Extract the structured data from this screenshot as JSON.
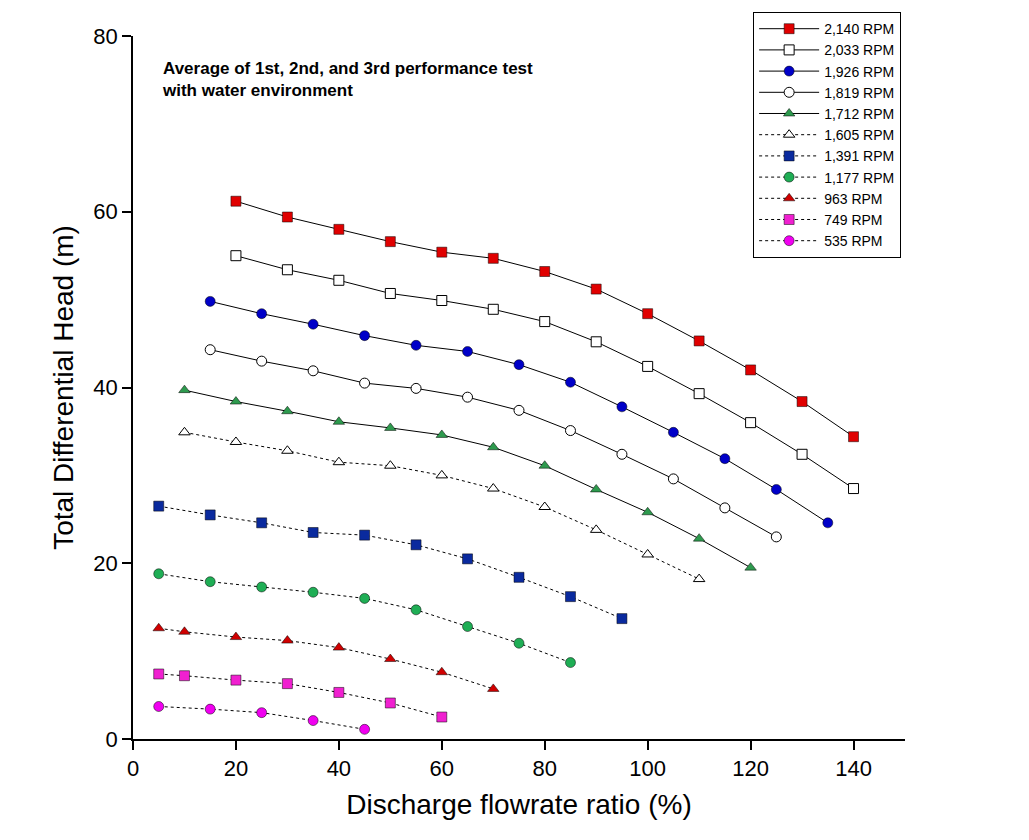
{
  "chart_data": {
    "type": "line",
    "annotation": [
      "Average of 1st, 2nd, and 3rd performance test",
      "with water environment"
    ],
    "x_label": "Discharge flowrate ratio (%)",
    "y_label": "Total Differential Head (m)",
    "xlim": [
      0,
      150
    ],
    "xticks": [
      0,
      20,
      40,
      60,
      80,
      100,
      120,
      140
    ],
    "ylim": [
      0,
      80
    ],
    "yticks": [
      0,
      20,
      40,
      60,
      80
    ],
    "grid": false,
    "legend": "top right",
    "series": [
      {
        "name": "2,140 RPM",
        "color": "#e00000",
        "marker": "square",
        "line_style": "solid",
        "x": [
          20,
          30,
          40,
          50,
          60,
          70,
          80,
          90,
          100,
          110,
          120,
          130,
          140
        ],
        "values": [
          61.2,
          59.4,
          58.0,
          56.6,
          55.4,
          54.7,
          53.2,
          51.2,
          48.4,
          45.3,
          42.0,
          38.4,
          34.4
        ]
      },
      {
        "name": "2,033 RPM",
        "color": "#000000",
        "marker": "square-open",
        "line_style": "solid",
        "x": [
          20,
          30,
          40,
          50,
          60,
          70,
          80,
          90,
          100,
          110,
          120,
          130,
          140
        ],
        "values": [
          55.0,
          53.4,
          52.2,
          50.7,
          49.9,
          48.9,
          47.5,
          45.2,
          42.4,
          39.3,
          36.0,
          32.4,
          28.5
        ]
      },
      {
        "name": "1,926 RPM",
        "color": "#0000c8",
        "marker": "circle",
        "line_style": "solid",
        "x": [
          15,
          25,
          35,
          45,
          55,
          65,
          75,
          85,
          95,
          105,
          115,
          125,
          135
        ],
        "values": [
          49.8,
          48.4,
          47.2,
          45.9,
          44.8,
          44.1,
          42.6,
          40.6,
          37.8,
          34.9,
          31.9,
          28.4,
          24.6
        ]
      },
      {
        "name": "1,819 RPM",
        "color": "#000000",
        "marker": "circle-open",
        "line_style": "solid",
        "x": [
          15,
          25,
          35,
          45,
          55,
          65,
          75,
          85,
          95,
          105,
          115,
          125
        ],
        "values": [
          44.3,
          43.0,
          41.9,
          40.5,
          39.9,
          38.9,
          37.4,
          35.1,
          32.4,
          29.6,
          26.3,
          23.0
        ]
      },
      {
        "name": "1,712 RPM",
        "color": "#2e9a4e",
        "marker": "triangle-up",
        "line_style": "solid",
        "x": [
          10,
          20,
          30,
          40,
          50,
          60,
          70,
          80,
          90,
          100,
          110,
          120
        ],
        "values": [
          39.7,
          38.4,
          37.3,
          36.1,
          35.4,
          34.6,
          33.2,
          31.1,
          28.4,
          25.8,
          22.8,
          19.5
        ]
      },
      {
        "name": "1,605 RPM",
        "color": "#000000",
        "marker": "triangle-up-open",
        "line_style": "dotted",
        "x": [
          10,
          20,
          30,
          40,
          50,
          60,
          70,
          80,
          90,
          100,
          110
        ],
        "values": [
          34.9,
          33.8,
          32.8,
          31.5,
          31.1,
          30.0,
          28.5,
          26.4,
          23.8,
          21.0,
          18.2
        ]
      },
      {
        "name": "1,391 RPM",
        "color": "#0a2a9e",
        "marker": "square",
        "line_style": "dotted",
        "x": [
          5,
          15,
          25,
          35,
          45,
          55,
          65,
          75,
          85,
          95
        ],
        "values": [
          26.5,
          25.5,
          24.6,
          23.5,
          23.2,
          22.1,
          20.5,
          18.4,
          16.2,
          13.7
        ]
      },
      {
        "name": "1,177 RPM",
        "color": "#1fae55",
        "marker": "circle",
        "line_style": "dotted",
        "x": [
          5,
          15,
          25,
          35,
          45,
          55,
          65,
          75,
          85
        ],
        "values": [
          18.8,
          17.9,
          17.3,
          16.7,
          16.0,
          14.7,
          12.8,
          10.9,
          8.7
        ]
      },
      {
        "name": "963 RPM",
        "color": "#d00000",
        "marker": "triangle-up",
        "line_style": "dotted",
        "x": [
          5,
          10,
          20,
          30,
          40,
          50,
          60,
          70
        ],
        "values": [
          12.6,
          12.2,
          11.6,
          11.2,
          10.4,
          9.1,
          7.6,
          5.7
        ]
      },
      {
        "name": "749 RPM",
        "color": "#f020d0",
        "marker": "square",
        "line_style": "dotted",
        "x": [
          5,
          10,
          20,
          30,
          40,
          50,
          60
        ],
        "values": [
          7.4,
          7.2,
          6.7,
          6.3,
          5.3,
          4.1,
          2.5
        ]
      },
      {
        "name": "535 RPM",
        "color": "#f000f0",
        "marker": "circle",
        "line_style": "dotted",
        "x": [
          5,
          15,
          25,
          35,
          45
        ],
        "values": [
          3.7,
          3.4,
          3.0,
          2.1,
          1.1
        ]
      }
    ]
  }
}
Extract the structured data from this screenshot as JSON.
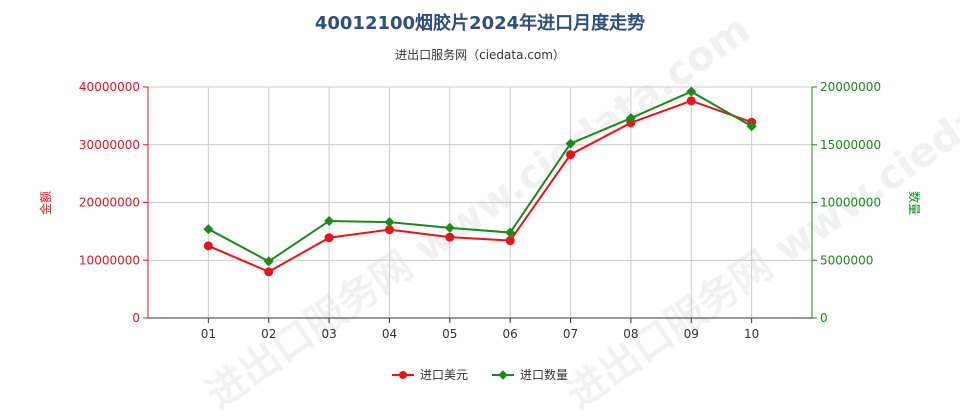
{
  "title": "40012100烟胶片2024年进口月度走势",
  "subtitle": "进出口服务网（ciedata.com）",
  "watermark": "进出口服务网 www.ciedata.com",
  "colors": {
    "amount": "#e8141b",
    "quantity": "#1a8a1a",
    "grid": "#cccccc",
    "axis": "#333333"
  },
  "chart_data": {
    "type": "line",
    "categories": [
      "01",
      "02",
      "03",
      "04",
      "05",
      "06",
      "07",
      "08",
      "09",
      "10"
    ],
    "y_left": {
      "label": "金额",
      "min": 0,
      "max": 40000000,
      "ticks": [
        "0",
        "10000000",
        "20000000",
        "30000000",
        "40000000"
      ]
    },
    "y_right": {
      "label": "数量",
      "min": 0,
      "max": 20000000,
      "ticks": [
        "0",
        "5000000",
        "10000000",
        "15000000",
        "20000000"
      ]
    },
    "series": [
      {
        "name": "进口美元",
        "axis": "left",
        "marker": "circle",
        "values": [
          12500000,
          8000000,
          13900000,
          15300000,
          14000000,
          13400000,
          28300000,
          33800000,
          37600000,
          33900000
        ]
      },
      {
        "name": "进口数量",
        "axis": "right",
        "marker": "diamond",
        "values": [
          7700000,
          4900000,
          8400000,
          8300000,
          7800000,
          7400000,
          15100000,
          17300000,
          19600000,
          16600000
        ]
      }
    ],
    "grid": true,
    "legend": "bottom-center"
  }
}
···
● Task objective
Among the entries above, identify all lines with "进出口服务网" and copy them.

● Result below
  "subtitle": "进出口服务网（ciedata.com）",
  "watermark": "进出口服务网 www.ciedata.com",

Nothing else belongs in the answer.